## Provided records
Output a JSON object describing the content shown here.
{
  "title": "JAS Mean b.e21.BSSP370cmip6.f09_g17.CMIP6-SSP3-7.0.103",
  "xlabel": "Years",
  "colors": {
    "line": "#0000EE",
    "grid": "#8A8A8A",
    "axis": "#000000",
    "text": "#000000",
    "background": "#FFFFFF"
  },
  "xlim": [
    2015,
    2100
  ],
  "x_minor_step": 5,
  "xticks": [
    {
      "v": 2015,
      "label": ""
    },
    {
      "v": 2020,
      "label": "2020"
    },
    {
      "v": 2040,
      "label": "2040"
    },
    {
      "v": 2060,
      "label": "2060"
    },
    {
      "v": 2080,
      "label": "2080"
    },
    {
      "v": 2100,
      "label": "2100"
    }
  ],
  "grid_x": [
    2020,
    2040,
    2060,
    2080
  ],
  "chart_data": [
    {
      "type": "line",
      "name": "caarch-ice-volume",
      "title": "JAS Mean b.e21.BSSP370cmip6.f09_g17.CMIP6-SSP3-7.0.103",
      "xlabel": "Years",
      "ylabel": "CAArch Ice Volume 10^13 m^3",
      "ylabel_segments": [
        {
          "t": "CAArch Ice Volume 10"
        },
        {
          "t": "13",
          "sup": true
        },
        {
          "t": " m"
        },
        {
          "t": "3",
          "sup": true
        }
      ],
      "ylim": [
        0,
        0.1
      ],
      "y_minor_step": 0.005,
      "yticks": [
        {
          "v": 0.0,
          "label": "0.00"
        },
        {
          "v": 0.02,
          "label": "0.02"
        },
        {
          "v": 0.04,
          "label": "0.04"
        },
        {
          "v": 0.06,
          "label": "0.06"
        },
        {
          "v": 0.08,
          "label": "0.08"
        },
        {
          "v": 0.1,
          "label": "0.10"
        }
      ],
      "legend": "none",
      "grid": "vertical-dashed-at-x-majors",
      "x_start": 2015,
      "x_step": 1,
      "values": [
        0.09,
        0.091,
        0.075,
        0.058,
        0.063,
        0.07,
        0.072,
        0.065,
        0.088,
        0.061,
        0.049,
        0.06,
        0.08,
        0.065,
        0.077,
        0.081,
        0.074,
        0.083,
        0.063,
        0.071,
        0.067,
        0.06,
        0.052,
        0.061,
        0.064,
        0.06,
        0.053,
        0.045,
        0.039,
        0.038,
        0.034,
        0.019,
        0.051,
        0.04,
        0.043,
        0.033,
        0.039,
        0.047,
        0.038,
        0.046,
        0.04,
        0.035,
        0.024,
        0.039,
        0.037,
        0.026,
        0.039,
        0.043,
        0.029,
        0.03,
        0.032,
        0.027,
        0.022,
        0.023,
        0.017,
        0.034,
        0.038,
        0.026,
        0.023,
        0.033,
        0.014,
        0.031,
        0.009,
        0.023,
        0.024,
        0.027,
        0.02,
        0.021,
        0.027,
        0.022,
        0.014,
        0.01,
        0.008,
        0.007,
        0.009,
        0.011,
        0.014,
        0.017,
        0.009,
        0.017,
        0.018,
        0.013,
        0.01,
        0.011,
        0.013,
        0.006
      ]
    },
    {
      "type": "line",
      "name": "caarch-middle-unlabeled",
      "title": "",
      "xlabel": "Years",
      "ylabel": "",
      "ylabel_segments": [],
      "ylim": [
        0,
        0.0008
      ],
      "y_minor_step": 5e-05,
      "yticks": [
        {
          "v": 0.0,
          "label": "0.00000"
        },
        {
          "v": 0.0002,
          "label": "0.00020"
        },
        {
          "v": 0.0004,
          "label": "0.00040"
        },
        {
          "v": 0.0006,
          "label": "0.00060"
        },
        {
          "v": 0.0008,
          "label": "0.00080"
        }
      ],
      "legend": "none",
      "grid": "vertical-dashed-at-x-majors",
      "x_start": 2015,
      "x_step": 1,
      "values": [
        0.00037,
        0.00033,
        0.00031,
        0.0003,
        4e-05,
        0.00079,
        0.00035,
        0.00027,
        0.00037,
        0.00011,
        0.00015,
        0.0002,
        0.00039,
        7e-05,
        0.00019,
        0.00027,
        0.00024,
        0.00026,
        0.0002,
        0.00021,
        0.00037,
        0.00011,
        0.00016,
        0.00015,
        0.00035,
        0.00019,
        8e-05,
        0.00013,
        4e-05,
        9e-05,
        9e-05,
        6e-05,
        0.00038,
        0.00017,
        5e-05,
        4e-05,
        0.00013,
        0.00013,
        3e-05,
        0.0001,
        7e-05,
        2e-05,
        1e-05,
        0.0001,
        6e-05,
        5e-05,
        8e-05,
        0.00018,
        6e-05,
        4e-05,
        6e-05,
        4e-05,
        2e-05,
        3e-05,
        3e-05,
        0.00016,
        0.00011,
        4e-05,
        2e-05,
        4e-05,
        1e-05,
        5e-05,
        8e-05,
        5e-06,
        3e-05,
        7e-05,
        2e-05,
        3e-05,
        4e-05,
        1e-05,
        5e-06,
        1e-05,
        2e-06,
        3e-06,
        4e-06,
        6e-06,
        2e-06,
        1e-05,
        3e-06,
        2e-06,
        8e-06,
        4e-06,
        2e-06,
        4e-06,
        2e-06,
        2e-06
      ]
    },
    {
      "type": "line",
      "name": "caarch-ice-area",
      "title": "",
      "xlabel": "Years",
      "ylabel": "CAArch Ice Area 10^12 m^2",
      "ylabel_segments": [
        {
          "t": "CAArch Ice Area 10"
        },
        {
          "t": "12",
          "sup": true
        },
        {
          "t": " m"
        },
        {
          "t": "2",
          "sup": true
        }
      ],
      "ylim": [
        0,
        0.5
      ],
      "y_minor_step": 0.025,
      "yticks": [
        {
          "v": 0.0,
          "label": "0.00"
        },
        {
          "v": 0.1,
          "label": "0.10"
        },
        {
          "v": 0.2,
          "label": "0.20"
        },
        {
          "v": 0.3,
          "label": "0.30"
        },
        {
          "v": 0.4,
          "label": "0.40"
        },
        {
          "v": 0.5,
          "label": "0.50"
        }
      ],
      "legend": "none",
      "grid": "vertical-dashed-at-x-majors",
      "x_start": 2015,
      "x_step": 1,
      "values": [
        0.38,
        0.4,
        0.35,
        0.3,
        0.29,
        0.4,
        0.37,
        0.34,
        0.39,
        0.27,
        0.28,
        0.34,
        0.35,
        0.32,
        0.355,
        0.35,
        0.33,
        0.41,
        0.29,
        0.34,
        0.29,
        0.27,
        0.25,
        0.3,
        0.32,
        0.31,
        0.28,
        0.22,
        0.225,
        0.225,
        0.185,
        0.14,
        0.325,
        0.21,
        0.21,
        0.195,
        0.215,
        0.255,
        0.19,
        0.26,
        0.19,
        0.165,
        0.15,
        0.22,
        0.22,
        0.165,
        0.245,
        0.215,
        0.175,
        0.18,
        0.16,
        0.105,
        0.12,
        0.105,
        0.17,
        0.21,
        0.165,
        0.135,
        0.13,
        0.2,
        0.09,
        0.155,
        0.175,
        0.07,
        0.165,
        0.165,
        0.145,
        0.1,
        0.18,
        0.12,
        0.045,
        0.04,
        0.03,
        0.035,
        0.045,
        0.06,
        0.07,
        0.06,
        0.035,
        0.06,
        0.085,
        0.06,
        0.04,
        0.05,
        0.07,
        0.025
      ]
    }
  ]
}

## Aim of the exercise
Every record shown above must be echoed exactly.

## Solution for this exercise
Output a JSON object describing the content shown here.
{
  "title": "JAS Mean b.e21.BSSP370cmip6.f09_g17.CMIP6-SSP3-7.0.103",
  "xlabel": "Years",
  "colors": {
    "line": "#0000EE",
    "grid": "#8A8A8A",
    "axis": "#000000",
    "text": "#000000",
    "background": "#FFFFFF"
  },
  "xlim": [
    2015,
    2100
  ],
  "x_minor_step": 5,
  "xticks": [
    {
      "v": 2015,
      "label": ""
    },
    {
      "v": 2020,
      "label": "2020"
    },
    {
      "v": 2040,
      "label": "2040"
    },
    {
      "v": 2060,
      "label": "2060"
    },
    {
      "v": 2080,
      "label": "2080"
    },
    {
      "v": 2100,
      "label": "2100"
    }
  ],
  "grid_x": [
    2020,
    2040,
    2060,
    2080
  ],
  "chart_data": [
    {
      "type": "line",
      "name": "caarch-ice-volume",
      "title": "JAS Mean b.e21.BSSP370cmip6.f09_g17.CMIP6-SSP3-7.0.103",
      "xlabel": "Years",
      "ylabel": "CAArch Ice Volume 10^13 m^3",
      "ylabel_segments": [
        {
          "t": "CAArch Ice Volume 10"
        },
        {
          "t": "13",
          "sup": true
        },
        {
          "t": " m"
        },
        {
          "t": "3",
          "sup": true
        }
      ],
      "ylim": [
        0,
        0.1
      ],
      "y_minor_step": 0.005,
      "yticks": [
        {
          "v": 0.0,
          "label": "0.00"
        },
        {
          "v": 0.02,
          "label": "0.02"
        },
        {
          "v": 0.04,
          "label": "0.04"
        },
        {
          "v": 0.06,
          "label": "0.06"
        },
        {
          "v": 0.08,
          "label": "0.08"
        },
        {
          "v": 0.1,
          "label": "0.10"
        }
      ],
      "legend": "none",
      "grid": "vertical-dashed-at-x-majors",
      "x_start": 2015,
      "x_step": 1,
      "values": [
        0.09,
        0.091,
        0.075,
        0.058,
        0.063,
        0.07,
        0.072,
        0.065,
        0.088,
        0.061,
        0.049,
        0.06,
        0.08,
        0.065,
        0.077,
        0.081,
        0.074,
        0.083,
        0.063,
        0.071,
        0.067,
        0.06,
        0.052,
        0.061,
        0.064,
        0.06,
        0.053,
        0.045,
        0.039,
        0.038,
        0.034,
        0.019,
        0.051,
        0.04,
        0.043,
        0.033,
        0.039,
        0.047,
        0.038,
        0.046,
        0.04,
        0.035,
        0.024,
        0.039,
        0.037,
        0.026,
        0.039,
        0.043,
        0.029,
        0.03,
        0.032,
        0.027,
        0.022,
        0.023,
        0.017,
        0.034,
        0.038,
        0.026,
        0.023,
        0.033,
        0.014,
        0.031,
        0.009,
        0.023,
        0.024,
        0.027,
        0.02,
        0.021,
        0.027,
        0.022,
        0.014,
        0.01,
        0.008,
        0.007,
        0.009,
        0.011,
        0.014,
        0.017,
        0.009,
        0.017,
        0.018,
        0.013,
        0.01,
        0.011,
        0.013,
        0.006
      ]
    },
    {
      "type": "line",
      "name": "caarch-middle-unlabeled",
      "title": "",
      "xlabel": "Years",
      "ylabel": "",
      "ylabel_segments": [],
      "ylim": [
        0,
        0.0008
      ],
      "y_minor_step": 5e-05,
      "yticks": [
        {
          "v": 0.0,
          "label": "0.00000"
        },
        {
          "v": 0.0002,
          "label": "0.00020"
        },
        {
          "v": 0.0004,
          "label": "0.00040"
        },
        {
          "v": 0.0006,
          "label": "0.00060"
        },
        {
          "v": 0.0008,
          "label": "0.00080"
        }
      ],
      "legend": "none",
      "grid": "vertical-dashed-at-x-majors",
      "x_start": 2015,
      "x_step": 1,
      "values": [
        0.00037,
        0.00033,
        0.00031,
        0.0003,
        4e-05,
        0.00079,
        0.00035,
        0.00027,
        0.00037,
        0.00011,
        0.00015,
        0.0002,
        0.00039,
        7e-05,
        0.00019,
        0.00027,
        0.00024,
        0.00026,
        0.0002,
        0.00021,
        0.00037,
        0.00011,
        0.00016,
        0.00015,
        0.00035,
        0.00019,
        8e-05,
        0.00013,
        4e-05,
        9e-05,
        9e-05,
        6e-05,
        0.00038,
        0.00017,
        5e-05,
        4e-05,
        0.00013,
        0.00013,
        3e-05,
        0.0001,
        7e-05,
        2e-05,
        1e-05,
        0.0001,
        6e-05,
        5e-05,
        8e-05,
        0.00018,
        6e-05,
        4e-05,
        6e-05,
        4e-05,
        2e-05,
        3e-05,
        3e-05,
        0.00016,
        0.00011,
        4e-05,
        2e-05,
        4e-05,
        1e-05,
        5e-05,
        8e-05,
        5e-06,
        3e-05,
        7e-05,
        2e-05,
        3e-05,
        4e-05,
        1e-05,
        5e-06,
        1e-05,
        2e-06,
        3e-06,
        4e-06,
        6e-06,
        2e-06,
        1e-05,
        3e-06,
        2e-06,
        8e-06,
        4e-06,
        2e-06,
        4e-06,
        2e-06,
        2e-06
      ]
    },
    {
      "type": "line",
      "name": "caarch-ice-area",
      "title": "",
      "xlabel": "Years",
      "ylabel": "CAArch Ice Area 10^12 m^2",
      "ylabel_segments": [
        {
          "t": "CAArch Ice Area 10"
        },
        {
          "t": "12",
          "sup": true
        },
        {
          "t": " m"
        },
        {
          "t": "2",
          "sup": true
        }
      ],
      "ylim": [
        0,
        0.5
      ],
      "y_minor_step": 0.025,
      "yticks": [
        {
          "v": 0.0,
          "label": "0.00"
        },
        {
          "v": 0.1,
          "label": "0.10"
        },
        {
          "v": 0.2,
          "label": "0.20"
        },
        {
          "v": 0.3,
          "label": "0.30"
        },
        {
          "v": 0.4,
          "label": "0.40"
        },
        {
          "v": 0.5,
          "label": "0.50"
        }
      ],
      "legend": "none",
      "grid": "vertical-dashed-at-x-majors",
      "x_start": 2015,
      "x_step": 1,
      "values": [
        0.38,
        0.4,
        0.35,
        0.3,
        0.29,
        0.4,
        0.37,
        0.34,
        0.39,
        0.27,
        0.28,
        0.34,
        0.35,
        0.32,
        0.355,
        0.35,
        0.33,
        0.41,
        0.29,
        0.34,
        0.29,
        0.27,
        0.25,
        0.3,
        0.32,
        0.31,
        0.28,
        0.22,
        0.225,
        0.225,
        0.185,
        0.14,
        0.325,
        0.21,
        0.21,
        0.195,
        0.215,
        0.255,
        0.19,
        0.26,
        0.19,
        0.165,
        0.15,
        0.22,
        0.22,
        0.165,
        0.245,
        0.215,
        0.175,
        0.18,
        0.16,
        0.105,
        0.12,
        0.105,
        0.17,
        0.21,
        0.165,
        0.135,
        0.13,
        0.2,
        0.09,
        0.155,
        0.175,
        0.07,
        0.165,
        0.165,
        0.145,
        0.1,
        0.18,
        0.12,
        0.045,
        0.04,
        0.03,
        0.035,
        0.045,
        0.06,
        0.07,
        0.06,
        0.035,
        0.06,
        0.085,
        0.06,
        0.04,
        0.05,
        0.07,
        0.025
      ]
    }
  ]
}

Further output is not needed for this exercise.